### Описание задачи
Как называется сборник Георга Гейма 1911 года, упомянутый в отрывке про Блоха и экспрессионизм?

Время утопии: Проблематические основания и контексты философии Эрнста Блоха | страница 8
Важным фактором интеллектуальной эволюции Блоха оказался экспрессионизм[14], во многом предопределивший как его эстетические взгляды, так и литературный стиль. Ранний Блох, подобно экспрессионистам, настороженно относился к природе и к внешнему миру вообще. Один из самых талантливых поэтов экспрессионизма, Георг Гейм, в своем сборнике «Вечный день» (1911) описывает природу как «мертвецкий край», в пейзажи его проникают образы смерти – идиллическая картина намеренно разрушается и заменяется образами хаоса и распада[15]. Блох в «Духе утопии» тоже описывает природу как темницу, гроб, из которого стремится вырваться жаждущая новых откровений душа (GU2, 208). Впрочем, и Гейм, и Готфрид Бенн, несмотря на все свое бесконечное презрение к буржуазной жизни, отстояли от Блоха гораздо дальше, чем политически ангажированные экспрессионисты-«революционеры» (такие, как ранний Бехер или Толлер). Блох – их последователь, явно претендовавший на роль главного философа экспрессионизма, разделял с ними в 1910-е годы одно убеждение: необходимо полностью разрушить современный мир, только так возможно его радикальное обновление.

### Раздел данных

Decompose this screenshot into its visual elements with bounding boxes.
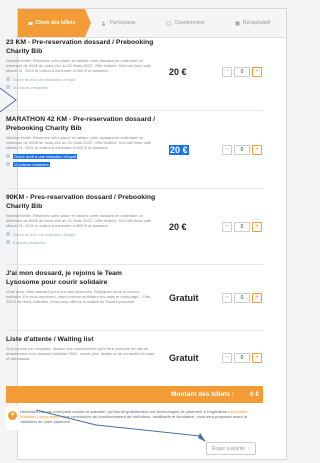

### Решение задачи
«Вечный день».